DATA FOR THIS TASK

►

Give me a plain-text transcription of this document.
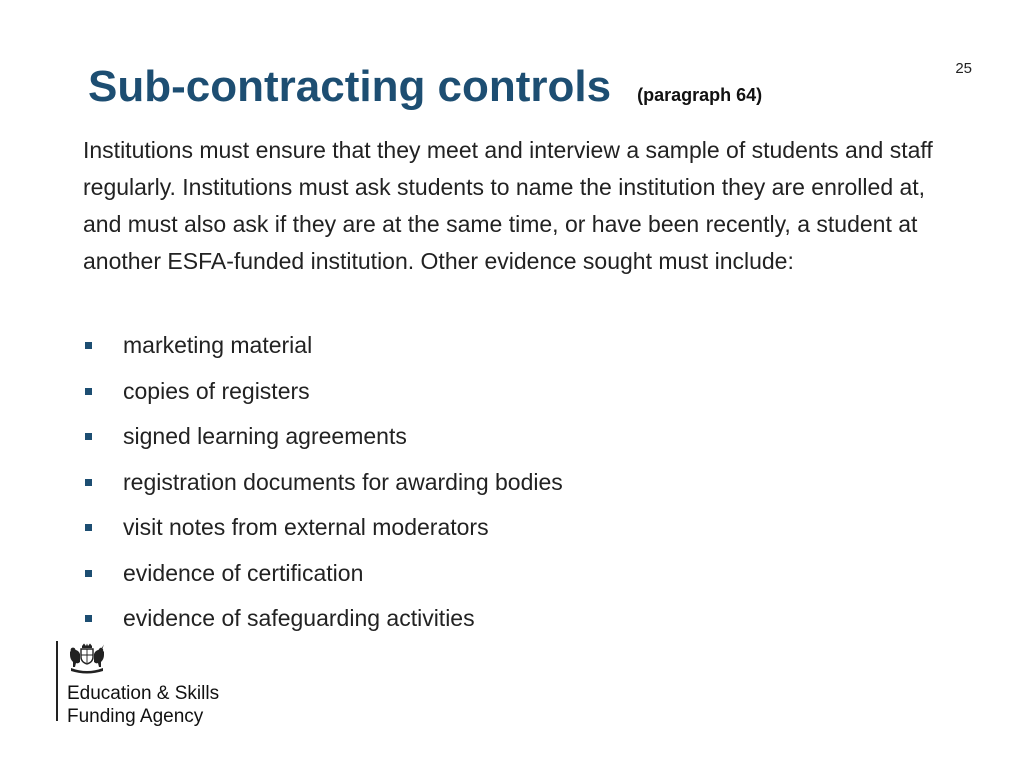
25
Sub-contracting controls (paragraph 64)
Institutions must ensure that they meet and interview a sample of students and staff regularly. Institutions must ask students to name the institution they are enrolled at, and must also ask if they are at the same time, or have been recently, a student at another ESFA-funded institution. Other evidence sought must include:
marketing material
copies of registers
signed learning agreements
registration documents for awarding bodies
visit notes from external moderators
evidence of certification
evidence of safeguarding activities
Education & Skills
Funding Agency
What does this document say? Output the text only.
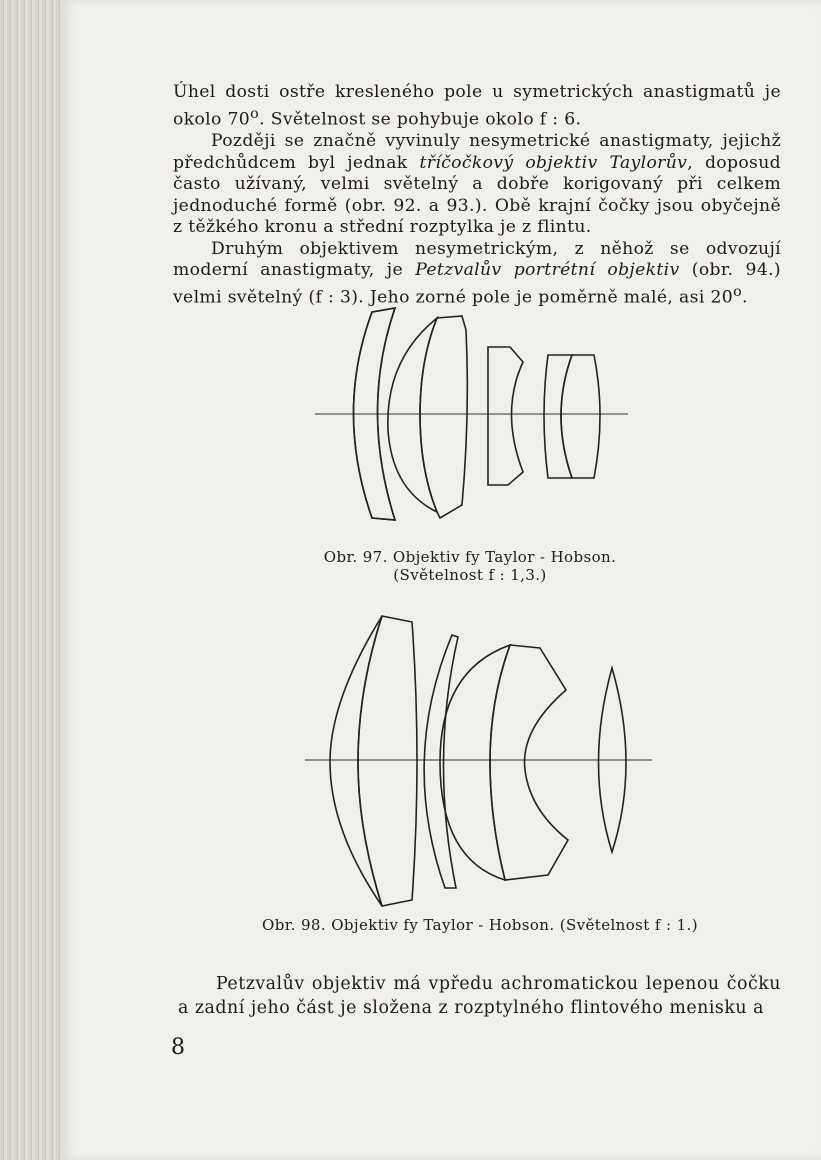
Úhel dosti ostře kresleného pole u symetrických anastigmatů je okolo 70$^o$. Světelnost se pohybuje okolo f : 6.

Později se značně vyvinuly nesymetrické anastigmaty, jejichž předchůdcem byl jednak tříčočkový objektiv Taylorův, doposud často užívaný, velmi světelný a dobře korigovaný při celkem jednoduché formě (obr. 92. a 93.). Obě krajní čočky jsou obyčejně z těžkého kronu a střední rozptylka je z flintu.

Druhým objektivem nesymetrickým, z něhož se odvozují moderní anastigmaty, je Petzvalův portrétní objektiv (obr. 94.) velmi světelný (f : 3). Jeho zorné pole je poměrně malé, asi 20$^o$.

Obr. 97. Objektiv fy Taylor - Hobson.
(Světelnost f : 1,3.)
Obr. 98. Objektiv fy Taylor - Hobson. (Světelnost f : 1.)

Petzvalův objektiv má vpředu achromatickou lepenou čočku a zadní jeho část je složena z rozptylného flintového menisku a

8
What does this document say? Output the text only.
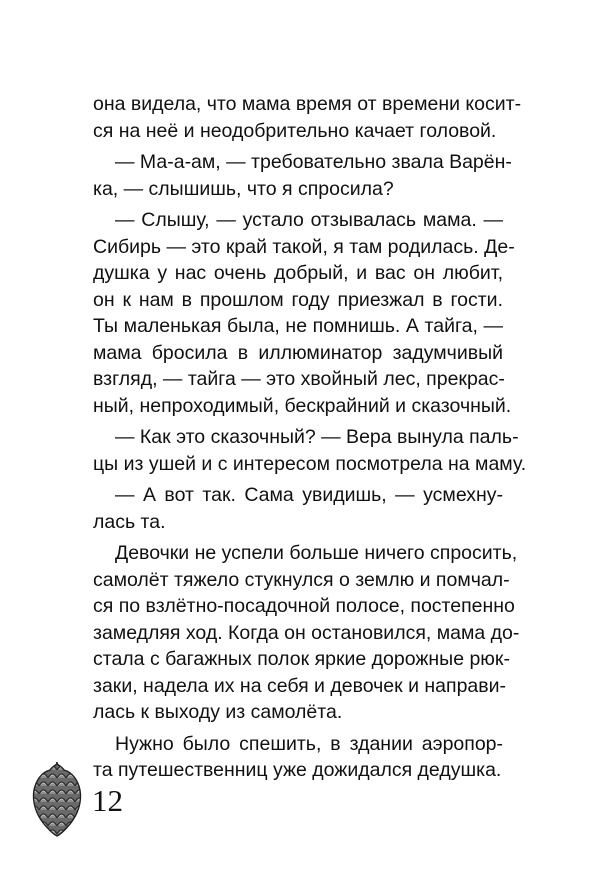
она видела, что мама время от времени косит-
ся на неё и неодобрительно качает головой.
— Ма-а-ам, — требовательно звала Варён-
ка, — слышишь, что я спросила?
— Слышу, — устало отзывалась мама. —
Сибирь — это край такой, я там родилась. Де-
душка у нас очень добрый, и вас он любит,
он к нам в прошлом году приезжал в гости.
Ты маленькая была, не помнишь. А тайга, —
мама бросила в иллюминатор задумчивый
взгляд, — тайга — это хвойный лес, прекрас-
ный, непроходимый, бескрайний и сказочный.
— Как это сказочный? — Вера вынула паль-
цы из ушей и с интересом посмотрела на маму.
— А вот так. Сама увидишь, — усмехну-
лась та.
Девочки не успели больше ничего спросить,
самолёт тяжело стукнулся о землю и помчал-
ся по взлётно-посадочной полосе, постепенно
замедляя ход. Когда он остановился, мама до-
стала с багажных полок яркие дорожные рюк-
заки, надела их на себя и девочек и направи-
лась к выходу из самолёта.
Нужно было спешить, в здании аэропор-
та путешественниц уже дожидался дедушка.
12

◄

STATED EXERCISE
The data above should be repeated exactly, minus any pictures.

FINISHED TASK
Give me a plain-text transcription of this document.
25
Sub-contracting controls (paragraph 64)
Institutions must ensure that they meet and interview a sample of students and staff regularly. Institutions must ask students to name the institution they are enrolled at, and must also ask if they are at the same time, or have been recently, a student at another ESFA-funded institution. Other evidence sought must include:
marketing material
copies of registers
signed learning agreements
registration documents for awarding bodies
visit notes from external moderators
evidence of certification
evidence of safeguarding activities
Education & Skills
Funding Agency
What does this document say? Output the text only.
Úhel dosti ostře kresleného pole u symetrických anastigmatů je okolo 70$^o$. Světelnost se pohybuje okolo f : 6.

Později se značně vyvinuly nesymetrické anastigmaty, jejichž předchůdcem byl jednak tříčočkový objektiv Taylorův, doposud často užívaný, velmi světelný a dobře korigovaný při celkem jednoduché formě (obr. 92. a 93.). Obě krajní čočky jsou obyčejně z těžkého kronu a střední rozptylka je z flintu.

Druhým objektivem nesymetrickým, z něhož se odvozují moderní anastigmaty, je Petzvalův portrétní objektiv (obr. 94.) velmi světelný (f : 3). Jeho zorné pole je poměrně malé, asi 20$^o$.

Obr. 97. Objektiv fy Taylor - Hobson.
(Světelnost f : 1,3.)
Obr. 98. Objektiv fy Taylor - Hobson. (Světelnost f : 1.)

Petzvalův objektiv má vpředu achromatickou lepenou čočku a zadní jeho část je složena z rozptylného flintového menisku a

8
What does this document say? Output the text only.
она видела, что мама время от времени косит-
ся на неё и неодобрительно качает головой.
— Ма-а-ам, — требовательно звала Варён-
ка, — слышишь, что я спросила?
— Слышу, — устало отзывалась мама. —
Сибирь — это край такой, я там родилась. Де-
душка у нас очень добрый, и вас он любит,
он к нам в прошлом году приезжал в гости.
Ты маленькая была, не помнишь. А тайга, —
мама бросила в иллюминатор задумчивый
взгляд, — тайга — это хвойный лес, прекрас-
ный, непроходимый, бескрайний и сказочный.
— Как это сказочный? — Вера вынула паль-
цы из ушей и с интересом посмотрела на маму.
— А вот так. Сама увидишь, — усмехну-
лась та.
Девочки не успели больше ничего спросить,
самолёт тяжело стукнулся о землю и помчал-
ся по взлётно-посадочной полосе, постепенно
замедляя ход. Когда он остановился, мама до-
стала с багажных полок яркие дорожные рюк-
заки, надела их на себя и девочек и направи-
лась к выходу из самолёта.
Нужно было спешить, в здании аэропор-
та путешественниц уже дожидался дедушка.
12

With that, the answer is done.